Each line that contains the word "text" counts once; give the total for the records below and nothing else.

(Some records)

##############################

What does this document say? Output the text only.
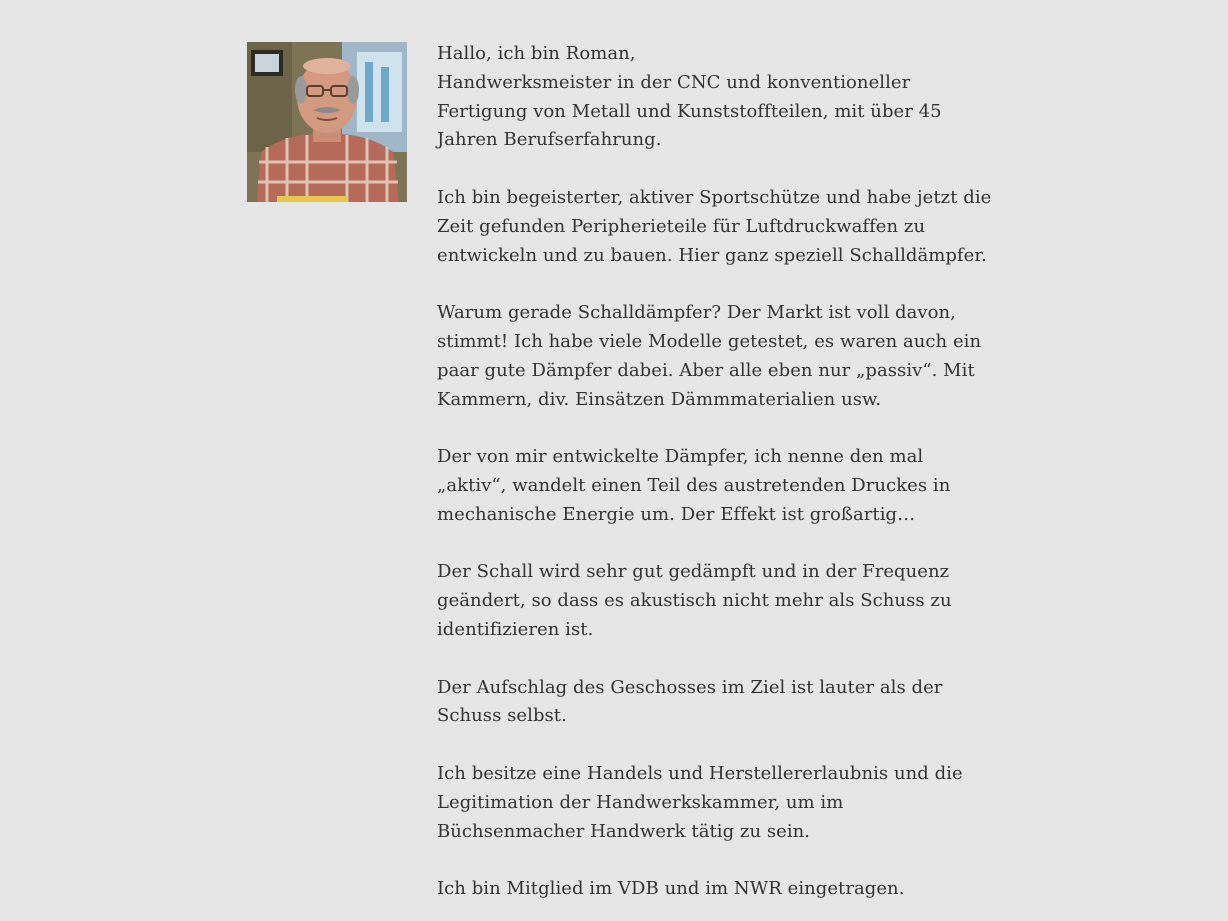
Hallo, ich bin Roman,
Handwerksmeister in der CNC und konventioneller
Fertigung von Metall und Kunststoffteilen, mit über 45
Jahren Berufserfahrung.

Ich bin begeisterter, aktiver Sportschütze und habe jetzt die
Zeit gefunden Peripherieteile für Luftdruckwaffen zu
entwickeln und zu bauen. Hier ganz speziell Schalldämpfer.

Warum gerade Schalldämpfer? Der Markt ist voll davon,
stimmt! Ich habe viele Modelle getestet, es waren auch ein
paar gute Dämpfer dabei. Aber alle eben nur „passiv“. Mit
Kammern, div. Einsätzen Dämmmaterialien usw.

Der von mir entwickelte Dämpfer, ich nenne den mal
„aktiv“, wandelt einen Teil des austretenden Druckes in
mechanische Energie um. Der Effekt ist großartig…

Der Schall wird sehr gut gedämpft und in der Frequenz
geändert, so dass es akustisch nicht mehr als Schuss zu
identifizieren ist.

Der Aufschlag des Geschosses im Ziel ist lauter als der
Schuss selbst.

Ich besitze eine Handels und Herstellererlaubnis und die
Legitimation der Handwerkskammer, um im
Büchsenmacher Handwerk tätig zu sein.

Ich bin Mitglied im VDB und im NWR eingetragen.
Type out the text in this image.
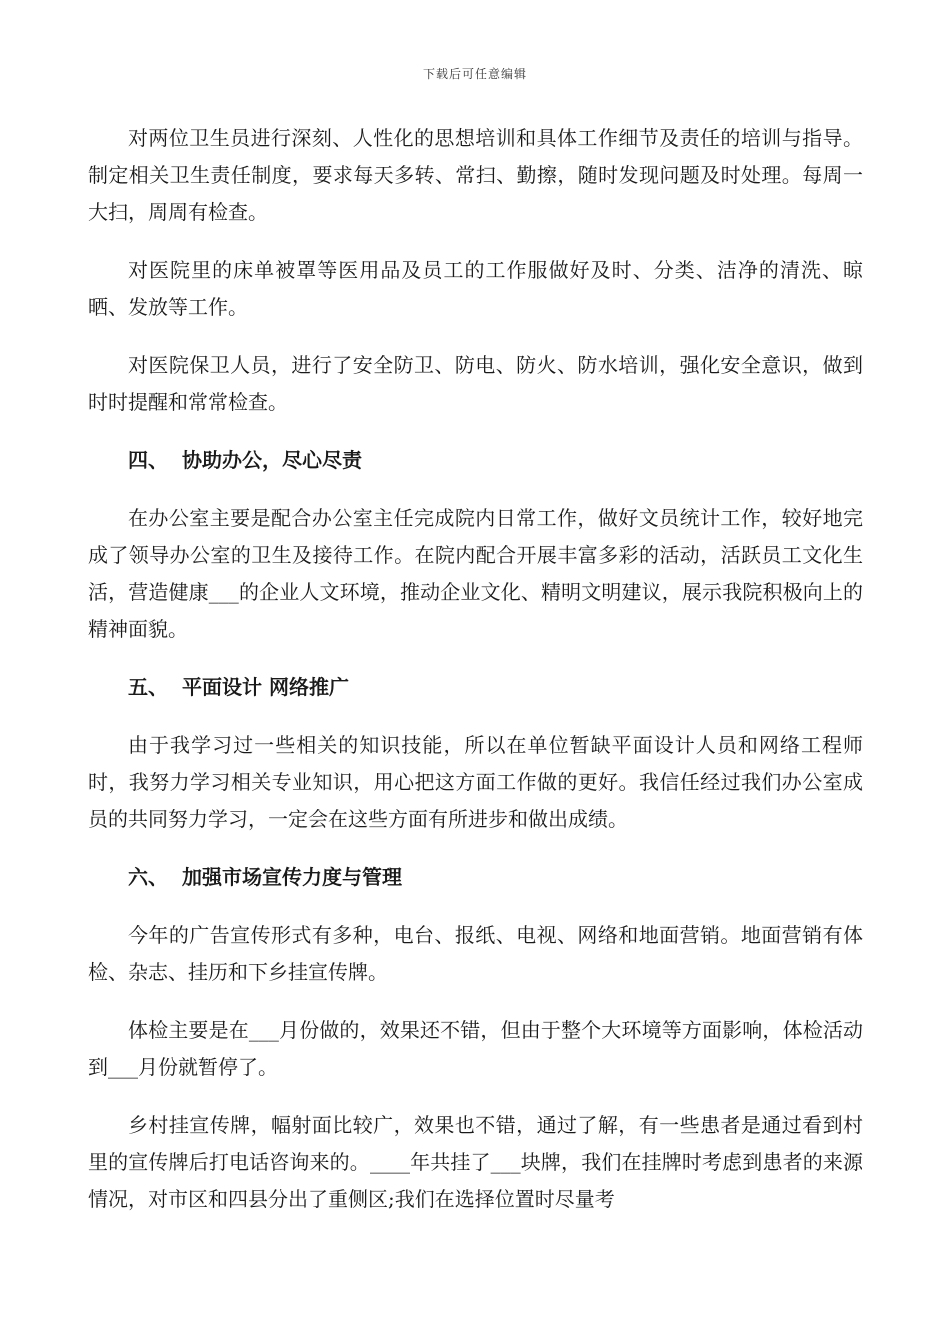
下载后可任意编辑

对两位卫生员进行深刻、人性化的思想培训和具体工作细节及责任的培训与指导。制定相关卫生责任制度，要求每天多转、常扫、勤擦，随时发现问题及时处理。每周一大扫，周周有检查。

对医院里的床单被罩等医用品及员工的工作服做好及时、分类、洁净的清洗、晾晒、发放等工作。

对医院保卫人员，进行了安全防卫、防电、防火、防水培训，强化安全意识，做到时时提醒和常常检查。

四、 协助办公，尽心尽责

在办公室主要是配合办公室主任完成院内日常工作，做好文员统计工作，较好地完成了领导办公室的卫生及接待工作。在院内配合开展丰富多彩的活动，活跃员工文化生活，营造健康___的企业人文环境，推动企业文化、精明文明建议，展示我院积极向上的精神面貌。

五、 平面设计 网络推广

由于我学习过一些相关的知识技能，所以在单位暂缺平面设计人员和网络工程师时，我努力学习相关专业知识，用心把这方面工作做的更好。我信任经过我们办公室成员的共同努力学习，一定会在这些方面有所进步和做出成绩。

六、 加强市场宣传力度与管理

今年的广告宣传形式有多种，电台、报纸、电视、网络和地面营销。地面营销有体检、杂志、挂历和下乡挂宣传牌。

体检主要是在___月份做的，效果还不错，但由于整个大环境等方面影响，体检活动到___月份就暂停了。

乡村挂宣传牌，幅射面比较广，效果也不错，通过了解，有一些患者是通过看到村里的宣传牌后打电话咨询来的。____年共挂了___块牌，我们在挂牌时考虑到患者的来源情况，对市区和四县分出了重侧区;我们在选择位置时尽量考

##############################

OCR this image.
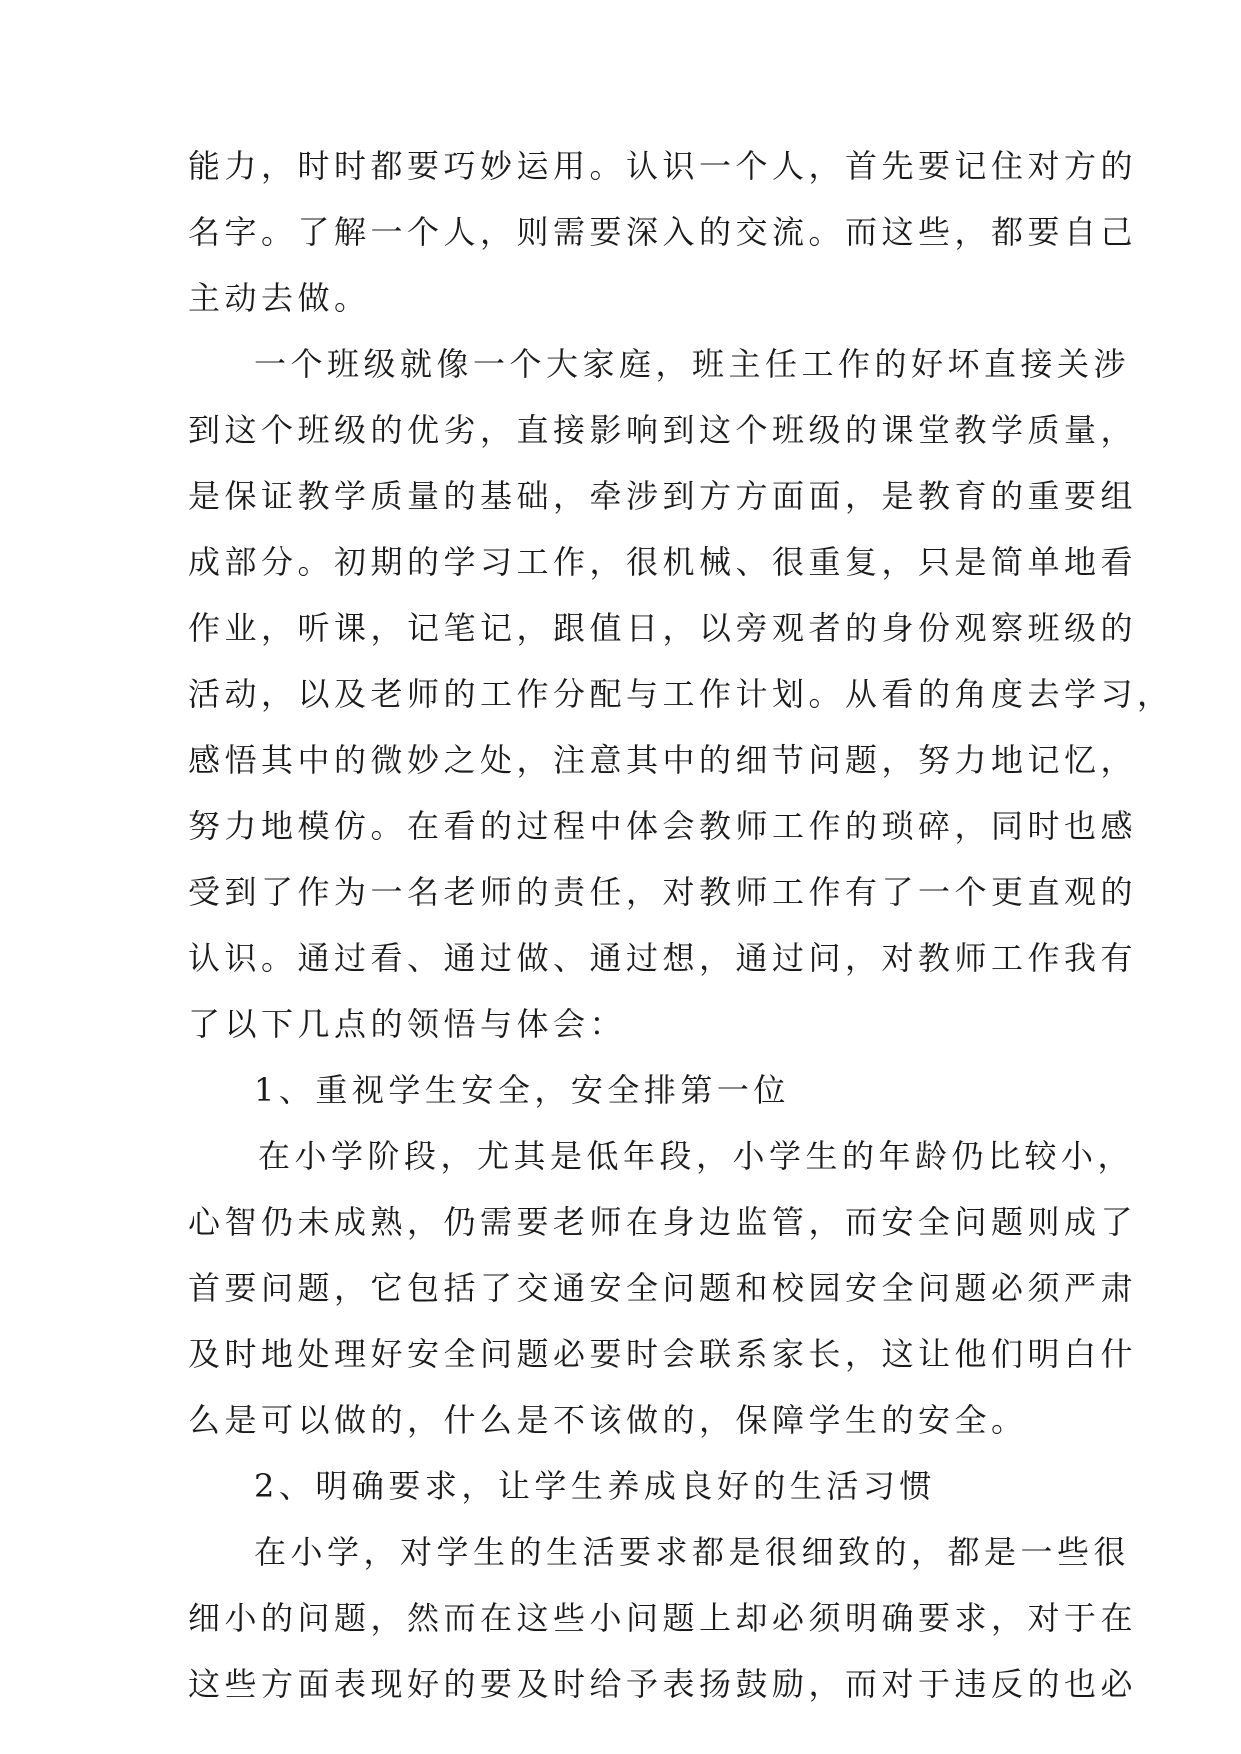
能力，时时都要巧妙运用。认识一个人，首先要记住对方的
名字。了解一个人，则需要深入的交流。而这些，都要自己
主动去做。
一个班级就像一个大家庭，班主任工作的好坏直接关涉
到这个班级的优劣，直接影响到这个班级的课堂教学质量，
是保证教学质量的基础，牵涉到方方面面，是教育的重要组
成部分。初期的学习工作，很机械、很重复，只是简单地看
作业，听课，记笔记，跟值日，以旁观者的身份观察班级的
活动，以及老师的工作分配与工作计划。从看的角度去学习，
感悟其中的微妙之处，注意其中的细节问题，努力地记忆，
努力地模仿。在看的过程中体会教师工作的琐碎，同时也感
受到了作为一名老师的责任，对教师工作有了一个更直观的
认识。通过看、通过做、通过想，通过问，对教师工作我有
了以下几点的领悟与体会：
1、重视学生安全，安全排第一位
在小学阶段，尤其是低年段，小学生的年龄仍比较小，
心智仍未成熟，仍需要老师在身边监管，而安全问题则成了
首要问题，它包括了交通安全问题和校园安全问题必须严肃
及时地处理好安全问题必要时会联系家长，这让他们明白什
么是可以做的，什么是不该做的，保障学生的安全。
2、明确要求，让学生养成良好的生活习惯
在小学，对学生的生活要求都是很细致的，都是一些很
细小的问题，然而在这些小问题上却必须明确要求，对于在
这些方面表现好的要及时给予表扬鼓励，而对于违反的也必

##############################

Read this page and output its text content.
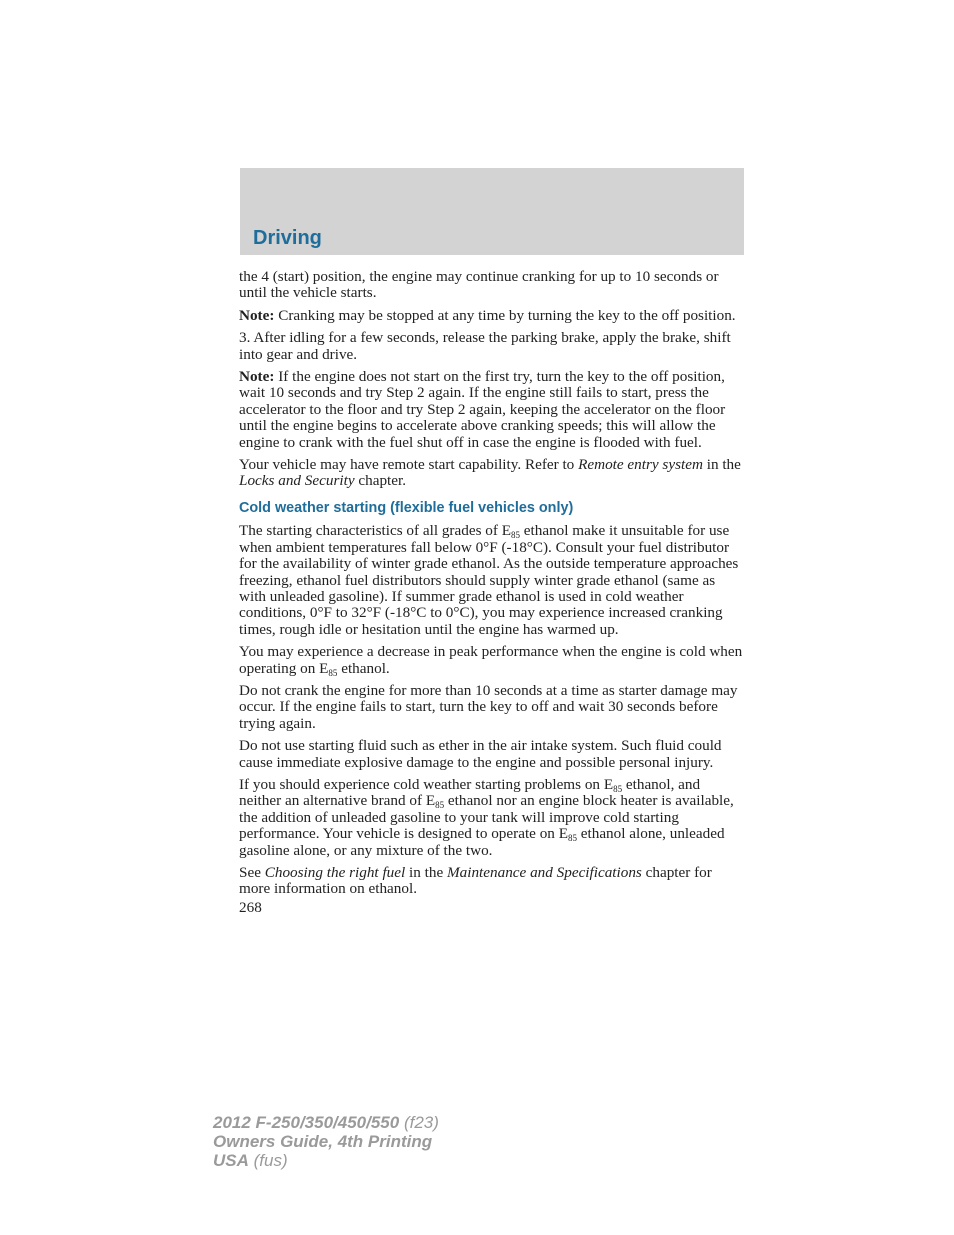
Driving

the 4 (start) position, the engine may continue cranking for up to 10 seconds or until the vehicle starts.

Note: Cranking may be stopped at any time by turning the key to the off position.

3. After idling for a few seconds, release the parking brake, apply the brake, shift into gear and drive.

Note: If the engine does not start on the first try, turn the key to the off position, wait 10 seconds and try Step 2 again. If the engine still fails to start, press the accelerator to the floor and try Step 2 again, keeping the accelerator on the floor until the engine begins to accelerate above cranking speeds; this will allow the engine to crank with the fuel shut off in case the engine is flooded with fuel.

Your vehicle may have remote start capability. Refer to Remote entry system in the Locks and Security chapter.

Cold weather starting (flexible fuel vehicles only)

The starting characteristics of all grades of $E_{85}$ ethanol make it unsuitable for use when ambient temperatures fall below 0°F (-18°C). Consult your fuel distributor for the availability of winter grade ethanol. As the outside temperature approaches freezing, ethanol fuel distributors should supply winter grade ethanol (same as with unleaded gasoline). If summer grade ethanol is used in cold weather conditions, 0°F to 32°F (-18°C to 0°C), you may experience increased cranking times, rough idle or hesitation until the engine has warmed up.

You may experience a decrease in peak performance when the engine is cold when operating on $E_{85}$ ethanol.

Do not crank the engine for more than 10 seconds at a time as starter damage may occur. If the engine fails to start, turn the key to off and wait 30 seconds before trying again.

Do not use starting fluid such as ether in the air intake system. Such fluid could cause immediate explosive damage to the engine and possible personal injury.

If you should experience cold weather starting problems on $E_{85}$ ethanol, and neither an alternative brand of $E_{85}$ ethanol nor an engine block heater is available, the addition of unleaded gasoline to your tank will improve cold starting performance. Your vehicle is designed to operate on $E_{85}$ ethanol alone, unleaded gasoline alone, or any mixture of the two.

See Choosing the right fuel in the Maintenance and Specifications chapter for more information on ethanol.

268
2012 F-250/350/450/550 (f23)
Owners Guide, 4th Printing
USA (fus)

##############################

## The output
3